▶ **Your goal**
Scan the records for "value" and copy each line that contains it.

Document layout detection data

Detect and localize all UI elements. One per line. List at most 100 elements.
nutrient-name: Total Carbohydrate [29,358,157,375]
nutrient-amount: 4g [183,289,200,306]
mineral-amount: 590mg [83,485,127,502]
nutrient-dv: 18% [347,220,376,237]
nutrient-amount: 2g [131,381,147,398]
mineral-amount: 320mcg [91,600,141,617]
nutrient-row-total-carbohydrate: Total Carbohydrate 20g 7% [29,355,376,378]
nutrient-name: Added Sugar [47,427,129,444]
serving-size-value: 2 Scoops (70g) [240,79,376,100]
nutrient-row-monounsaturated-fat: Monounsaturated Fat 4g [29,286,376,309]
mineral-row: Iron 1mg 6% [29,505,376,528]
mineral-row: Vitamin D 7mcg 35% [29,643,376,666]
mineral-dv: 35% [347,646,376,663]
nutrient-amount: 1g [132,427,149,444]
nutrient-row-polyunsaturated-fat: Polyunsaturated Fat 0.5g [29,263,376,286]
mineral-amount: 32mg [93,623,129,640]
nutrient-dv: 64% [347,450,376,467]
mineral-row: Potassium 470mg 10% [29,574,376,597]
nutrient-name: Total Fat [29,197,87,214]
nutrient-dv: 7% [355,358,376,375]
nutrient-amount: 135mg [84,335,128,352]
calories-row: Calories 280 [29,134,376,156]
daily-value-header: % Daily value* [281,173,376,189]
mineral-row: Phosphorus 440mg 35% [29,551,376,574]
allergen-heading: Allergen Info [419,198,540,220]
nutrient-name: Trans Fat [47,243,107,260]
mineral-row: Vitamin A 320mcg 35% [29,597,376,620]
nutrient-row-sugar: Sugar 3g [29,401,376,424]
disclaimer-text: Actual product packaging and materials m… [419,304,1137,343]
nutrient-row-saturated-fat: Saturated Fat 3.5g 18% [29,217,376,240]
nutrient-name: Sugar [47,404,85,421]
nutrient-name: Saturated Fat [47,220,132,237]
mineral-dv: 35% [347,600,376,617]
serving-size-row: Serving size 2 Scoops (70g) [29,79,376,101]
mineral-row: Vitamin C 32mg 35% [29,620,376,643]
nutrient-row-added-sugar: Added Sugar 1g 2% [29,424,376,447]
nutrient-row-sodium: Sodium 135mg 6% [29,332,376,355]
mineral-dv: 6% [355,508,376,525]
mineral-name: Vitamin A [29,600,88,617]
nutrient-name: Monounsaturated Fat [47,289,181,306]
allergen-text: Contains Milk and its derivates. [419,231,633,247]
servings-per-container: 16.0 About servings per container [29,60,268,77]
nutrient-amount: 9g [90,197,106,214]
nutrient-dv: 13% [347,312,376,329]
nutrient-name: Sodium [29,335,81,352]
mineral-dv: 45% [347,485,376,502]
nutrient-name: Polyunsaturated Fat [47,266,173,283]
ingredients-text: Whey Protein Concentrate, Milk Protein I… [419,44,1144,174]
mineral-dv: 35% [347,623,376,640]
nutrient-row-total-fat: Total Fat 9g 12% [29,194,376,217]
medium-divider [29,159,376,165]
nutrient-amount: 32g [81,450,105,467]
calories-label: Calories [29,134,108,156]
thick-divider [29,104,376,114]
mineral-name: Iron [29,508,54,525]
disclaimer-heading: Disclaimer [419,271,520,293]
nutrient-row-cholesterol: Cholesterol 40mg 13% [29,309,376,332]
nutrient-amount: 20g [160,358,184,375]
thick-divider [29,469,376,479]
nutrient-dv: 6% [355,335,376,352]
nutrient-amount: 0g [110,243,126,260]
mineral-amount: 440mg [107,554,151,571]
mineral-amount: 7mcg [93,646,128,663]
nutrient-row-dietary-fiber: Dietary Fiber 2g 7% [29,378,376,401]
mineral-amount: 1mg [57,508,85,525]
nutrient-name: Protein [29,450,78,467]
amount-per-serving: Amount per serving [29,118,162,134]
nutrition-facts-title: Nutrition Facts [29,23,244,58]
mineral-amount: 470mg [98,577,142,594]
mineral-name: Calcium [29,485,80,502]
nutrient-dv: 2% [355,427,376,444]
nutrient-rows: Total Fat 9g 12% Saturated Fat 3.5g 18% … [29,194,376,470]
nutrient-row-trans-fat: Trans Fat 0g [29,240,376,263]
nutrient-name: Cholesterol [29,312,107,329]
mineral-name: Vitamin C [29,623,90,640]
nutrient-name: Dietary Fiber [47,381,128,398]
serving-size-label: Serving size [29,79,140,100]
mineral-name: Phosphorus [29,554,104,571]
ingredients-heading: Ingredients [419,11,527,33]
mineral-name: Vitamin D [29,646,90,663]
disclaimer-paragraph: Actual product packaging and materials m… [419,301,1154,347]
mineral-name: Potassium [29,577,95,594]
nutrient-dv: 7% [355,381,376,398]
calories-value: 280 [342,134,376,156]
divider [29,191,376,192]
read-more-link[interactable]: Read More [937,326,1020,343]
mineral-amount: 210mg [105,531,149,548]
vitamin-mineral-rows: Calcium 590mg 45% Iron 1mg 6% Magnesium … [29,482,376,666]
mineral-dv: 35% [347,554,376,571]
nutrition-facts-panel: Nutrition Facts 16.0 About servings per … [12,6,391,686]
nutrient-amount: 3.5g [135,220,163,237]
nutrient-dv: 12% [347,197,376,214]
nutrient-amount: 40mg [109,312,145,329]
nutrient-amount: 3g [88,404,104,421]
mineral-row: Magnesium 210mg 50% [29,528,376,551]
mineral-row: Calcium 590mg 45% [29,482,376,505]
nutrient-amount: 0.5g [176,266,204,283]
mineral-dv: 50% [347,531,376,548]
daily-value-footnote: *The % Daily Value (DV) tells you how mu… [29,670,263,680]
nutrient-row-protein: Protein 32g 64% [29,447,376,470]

▶ **Solution to this exercise**
serving-size-value: 2 Scoops (70g) [240,79,376,100]
daily-value-header: % Daily value* [281,173,376,189]
calories-value: 280 [342,134,376,156]
daily-value-footnote: *The % Daily Value (DV) tells you how mu… [29,670,263,680]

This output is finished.